> _Dataset listings of figures_

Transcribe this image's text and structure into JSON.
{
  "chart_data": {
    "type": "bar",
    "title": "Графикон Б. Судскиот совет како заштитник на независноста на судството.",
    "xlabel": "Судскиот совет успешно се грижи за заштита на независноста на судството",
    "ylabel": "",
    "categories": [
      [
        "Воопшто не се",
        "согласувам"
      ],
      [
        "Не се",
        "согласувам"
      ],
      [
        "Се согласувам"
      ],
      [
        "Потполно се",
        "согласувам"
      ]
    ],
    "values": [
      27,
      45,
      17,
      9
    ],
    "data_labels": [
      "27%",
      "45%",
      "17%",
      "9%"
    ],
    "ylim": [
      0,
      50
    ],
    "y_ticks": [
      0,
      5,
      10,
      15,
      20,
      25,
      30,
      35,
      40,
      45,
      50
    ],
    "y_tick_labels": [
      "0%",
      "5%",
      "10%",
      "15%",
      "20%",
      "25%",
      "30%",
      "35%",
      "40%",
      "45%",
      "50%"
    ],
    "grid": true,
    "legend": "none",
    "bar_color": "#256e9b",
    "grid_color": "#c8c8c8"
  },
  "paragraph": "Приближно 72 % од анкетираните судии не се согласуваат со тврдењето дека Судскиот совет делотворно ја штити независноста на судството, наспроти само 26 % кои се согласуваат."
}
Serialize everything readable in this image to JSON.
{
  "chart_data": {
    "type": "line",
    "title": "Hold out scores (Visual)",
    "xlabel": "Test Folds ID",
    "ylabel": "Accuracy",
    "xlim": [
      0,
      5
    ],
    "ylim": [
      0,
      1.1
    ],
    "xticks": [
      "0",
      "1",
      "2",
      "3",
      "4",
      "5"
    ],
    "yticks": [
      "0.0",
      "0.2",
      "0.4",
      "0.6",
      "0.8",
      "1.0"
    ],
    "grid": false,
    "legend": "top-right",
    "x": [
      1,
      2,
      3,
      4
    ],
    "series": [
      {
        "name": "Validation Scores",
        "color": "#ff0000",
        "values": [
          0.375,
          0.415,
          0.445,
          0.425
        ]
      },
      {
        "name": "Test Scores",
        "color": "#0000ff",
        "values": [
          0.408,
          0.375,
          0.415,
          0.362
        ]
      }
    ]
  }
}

> _GIVEN EXERCISE_
Your task is to return the full listing exactly as it was given.

> _IN RESPONSE_
Transcribe this image's text and structure into JSON.
{
  "chart_data": {
    "type": "bar",
    "title": "Графикон Б. Судскиот совет како заштитник на независноста на судството.",
    "xlabel": "Судскиот совет успешно се грижи за заштита на независноста на судството",
    "ylabel": "",
    "categories": [
      [
        "Воопшто не се",
        "согласувам"
      ],
      [
        "Не се",
        "согласувам"
      ],
      [
        "Се согласувам"
      ],
      [
        "Потполно се",
        "согласувам"
      ]
    ],
    "values": [
      27,
      45,
      17,
      9
    ],
    "data_labels": [
      "27%",
      "45%",
      "17%",
      "9%"
    ],
    "ylim": [
      0,
      50
    ],
    "y_ticks": [
      0,
      5,
      10,
      15,
      20,
      25,
      30,
      35,
      40,
      45,
      50
    ],
    "y_tick_labels": [
      "0%",
      "5%",
      "10%",
      "15%",
      "20%",
      "25%",
      "30%",
      "35%",
      "40%",
      "45%",
      "50%"
    ],
    "grid": true,
    "legend": "none",
    "bar_color": "#256e9b",
    "grid_color": "#c8c8c8"
  },
  "paragraph": "Приближно 72 % од анкетираните судии не се согласуваат со тврдењето дека Судскиот совет делотворно ја штити независноста на судството, наспроти само 26 % кои се согласуваат."
}
Serialize everything readable in this image to JSON.
{
  "chart_data": {
    "type": "line",
    "title": "Hold out scores (Visual)",
    "xlabel": "Test Folds ID",
    "ylabel": "Accuracy",
    "xlim": [
      0,
      5
    ],
    "ylim": [
      0,
      1.1
    ],
    "xticks": [
      "0",
      "1",
      "2",
      "3",
      "4",
      "5"
    ],
    "yticks": [
      "0.0",
      "0.2",
      "0.4",
      "0.6",
      "0.8",
      "1.0"
    ],
    "grid": false,
    "legend": "top-right",
    "x": [
      1,
      2,
      3,
      4
    ],
    "series": [
      {
        "name": "Validation Scores",
        "color": "#ff0000",
        "values": [
          0.375,
          0.415,
          0.445,
          0.425
        ]
      },
      {
        "name": "Test Scores",
        "color": "#0000ff",
        "values": [
          0.408,
          0.375,
          0.415,
          0.362
        ]
      }
    ]
  }
}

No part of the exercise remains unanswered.